• [Required work]:
Reply with nothing except the number of lines that contain the word "snack".

• [Records to process]:

* begin *

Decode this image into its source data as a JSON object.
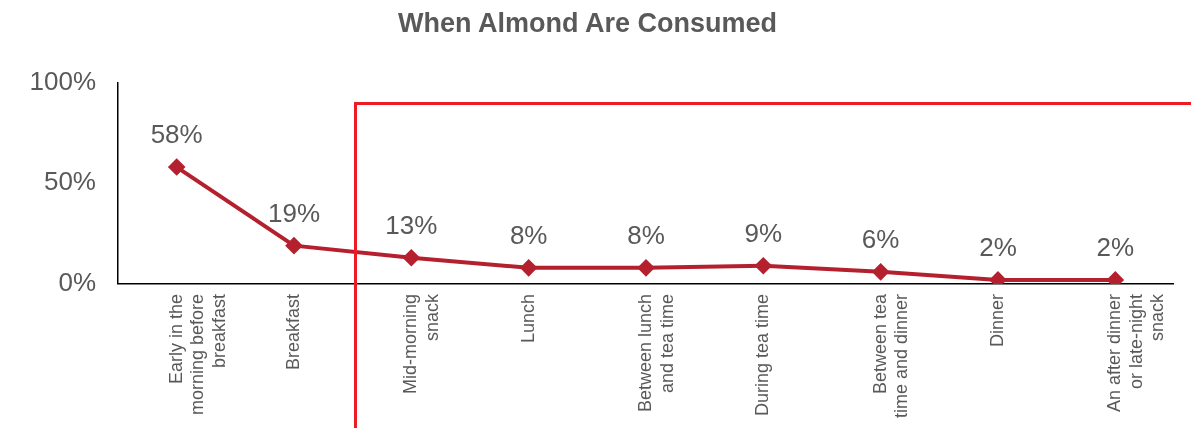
{
  "chart_data": {
    "type": "line",
    "title": "When Almond Are Consumed",
    "categories": [
      "Early in the morning before breakfast",
      "Breakfast",
      "Mid-morning snack",
      "Lunch",
      "Between lunch and tea time",
      "During tea time",
      "Between tea time and dinner",
      "Dinner",
      "An after dinner or late-night snack"
    ],
    "values": [
      58,
      19,
      13,
      8,
      8,
      9,
      6,
      2,
      2
    ],
    "value_labels": [
      "58%",
      "19%",
      "13%",
      "8%",
      "8%",
      "9%",
      "6%",
      "2%",
      "2%"
    ],
    "color": "#b5202e",
    "marker": "diamond",
    "ylim": [
      0,
      100
    ],
    "yticks": [
      {
        "value": 0,
        "label": "0%"
      },
      {
        "value": 50,
        "label": "50%"
      },
      {
        "value": 100,
        "label": "100%"
      }
    ],
    "grid": false,
    "legend": false
  }
}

* end *

• [Expected answer]:
2